--- Brano fornito ---
Il Supremo Collegio dà atto che il condominio parziale costituisce una figura acquisita dall'esperienza, anche se, piuttosto che della definizione del principio, talvolta, specie in passato, si è occupato della decisione dei casi concreti (v., tra le altre, Cass. civ., sez. II, 24 agosto 1991, n. 9084; Cass. civ., sez. II, 11 agosto 1990, n. 8958; Cass. civ., sez. II, 29 giugno 1985, n. 3882; Cass. civ., sez. II, 22 marzo 1985, n. 2070; Cass. civ., sez. II, 5 aprile 1984, n. 2206; Cass. civ., sez. II, 4 marzo 1983, n. 1632; Cass. civ., sez. II, 10 marzo 1980, n. 1559; contra, inizialmente, Cass. civ., sez. II, 15 novembre 1974, n. 3634; Cass. civ., sez. II, 6 luglio 1962, n. 1743).
Affinando i concetti, la giurisprudenza più recente ha affermato che il collegamento, che nell'edificio unisce quali beni/impianti/servizi con i piani e le porzioni di piano in proprietà solitaria, si contrassegna per la “strumentalità”; nel legame fisico tra tali beni consistente nell'incorporazione tra entità inscindibili, o nella congiunzione stabile tra entità separabili, la norma di cui all'art. 1117 c.c. considera soprattutto lo scopo: vale a dire, la necessità per l'esistenza o per l'uso, oppure la destinazione all'uso o al servizio delle une in favore delle altre; al collegamento teleologico - che si manifesta appunto come necessità per l'esistenza o per l'uso, oppure come destinazione funzionale all'uso o al servizio - la considerazione normativa assegna rilevanza decisiva ai fini dell'attribuzione del diritto di condominio.
I giudici di legittimità definiscono il collegamento tra beni propri e comuni come “relazione di accessorietà” mettendo in evidenza, ad un tempo, il legame funzionale e la connessione materiale; la relazione di accessorietà enuncia, sul piano funzionale, il carattere complementare delle cose/impianti/servizi di uso comune rispetto ai piani o alle porzioni di piano in proprietà solitaria (vale a dire, il difetto di utilità fine a se stessa delle parti comuni e la loro subordinazione funzionale); l'accessorietà esprime, inoltre, la connessione materiale, che determina la mancanza di autonomia fisica dei beni e, ciò nonostante, non esclude la loro perdurante individualità giuridica nell'orbita dell'incorporazione o della congiunzione stabile; la relazione di accessorietà raffigura il fondamento tecnico di diritto di condominio in quanto individua la ragione specifica, di cui la norma dettata dall'art. 1117 c.c. citato si avvale per conseguire lo scopo, consistente nell'attribuzione del diritto di condominio in capo ai proprietari dei piani o delle porzioni di piano siti nell'edificio.
--- Estratti di dati ---
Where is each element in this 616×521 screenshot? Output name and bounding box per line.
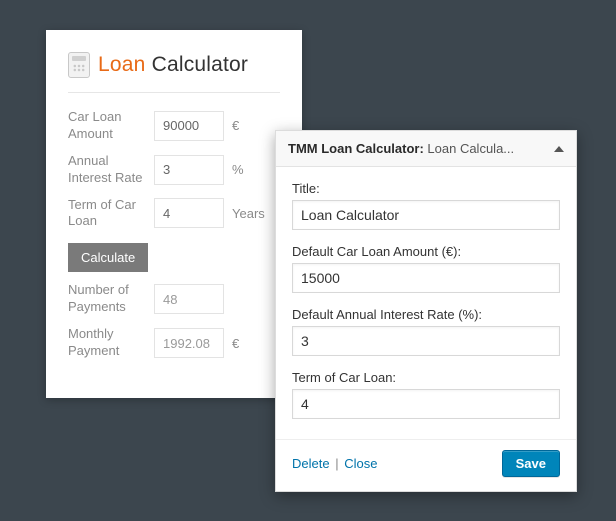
term-input[interactable] [154, 198, 224, 228]
term-row: Term of Car Loan Years [68, 197, 280, 231]
amount-unit: € [232, 118, 239, 133]
widget-title-row: Loan Calculator [68, 52, 280, 93]
settings-header-title: TMM Loan Calculator: Loan Calcula... [288, 141, 514, 156]
rate-unit: % [232, 162, 244, 177]
term-unit: Years [232, 206, 265, 221]
rate-label: Annual Interest Rate [68, 153, 146, 187]
settings-header-bold: TMM Loan Calculator: [288, 141, 424, 156]
settings-footer: Delete | Close Save [276, 439, 576, 491]
link-separator: | [335, 456, 338, 471]
num-payments-row: Number of Payments [68, 282, 280, 316]
widget-title-rest: Calculator [152, 53, 249, 76]
settings-header-sub: Loan Calcula... [427, 141, 514, 156]
widget-title-accent: Loan [98, 53, 146, 76]
num-payments-output [154, 284, 224, 314]
widget-title: Loan Calculator [98, 53, 248, 77]
loan-calculator-widget: Loan Calculator Car Loan Amount € Annual… [46, 30, 302, 398]
settings-links: Delete | Close [292, 456, 377, 471]
widget-settings-panel: TMM Loan Calculator: Loan Calcula... Tit… [275, 130, 577, 492]
num-payments-label: Number of Payments [68, 282, 146, 316]
save-button[interactable]: Save [502, 450, 560, 477]
monthly-row: Monthly Payment € [68, 326, 280, 360]
default-term-field[interactable] [292, 389, 560, 419]
default-rate-field[interactable] [292, 326, 560, 356]
monthly-unit: € [232, 336, 239, 351]
default-term-label: Term of Car Loan: [292, 370, 560, 385]
amount-row: Car Loan Amount € [68, 109, 280, 143]
settings-header[interactable]: TMM Loan Calculator: Loan Calcula... [276, 131, 576, 167]
amount-label: Car Loan Amount [68, 109, 146, 143]
title-field[interactable] [292, 200, 560, 230]
monthly-output [154, 328, 224, 358]
default-rate-label: Default Annual Interest Rate (%): [292, 307, 560, 322]
amount-input[interactable] [154, 111, 224, 141]
default-amount-field[interactable] [292, 263, 560, 293]
calculator-icon [68, 52, 90, 78]
title-field-label: Title: [292, 181, 560, 196]
rate-input[interactable] [154, 155, 224, 185]
close-link[interactable]: Close [344, 456, 377, 471]
delete-link[interactable]: Delete [292, 456, 330, 471]
chevron-up-icon [554, 146, 564, 152]
settings-body: Title: Default Car Loan Amount (€): Defa… [276, 167, 576, 439]
monthly-label: Monthly Payment [68, 326, 146, 360]
term-label: Term of Car Loan [68, 197, 146, 231]
calculate-button[interactable]: Calculate [68, 243, 148, 272]
rate-row: Annual Interest Rate % [68, 153, 280, 187]
default-amount-label: Default Car Loan Amount (€): [292, 244, 560, 259]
---
*Compito scritto:* Aggiorna il brano sul condominio parziale riscrivendo la parte che va da "Affinando i concetti, la" fino a "diritto di condominio." compreso, con "funzionalità" al posto di "strumentalità".

*Risultato dell'esercizio:*
Affinando i concetti, la giurisprudenza più recente ha affermato che il collegamento, che nell'edificio unisce quali beni/impianti/servizi con i piani e le porzioni di piano in proprietà solitaria, si contrassegna per la “funzionalità”; nel legame fisico tra tali beni consistente nell'incorporazione tra entità inscindibili, o nella congiunzione stabile tra entità separabili, la norma di cui all'art. 1117 c.c. considera soprattutto lo scopo: vale a dire, la necessità per l'esistenza o per l'uso, oppure la destinazione all'uso o al servizio delle une in favore delle altre; al collegamento teleologico - che si manifesta appunto come necessità per l'esistenza o per l'uso, oppure come destinazione funzionale all'uso o al servizio - la considerazione normativa assegna rilevanza decisiva ai fini dell'attribuzione del diritto di condominio.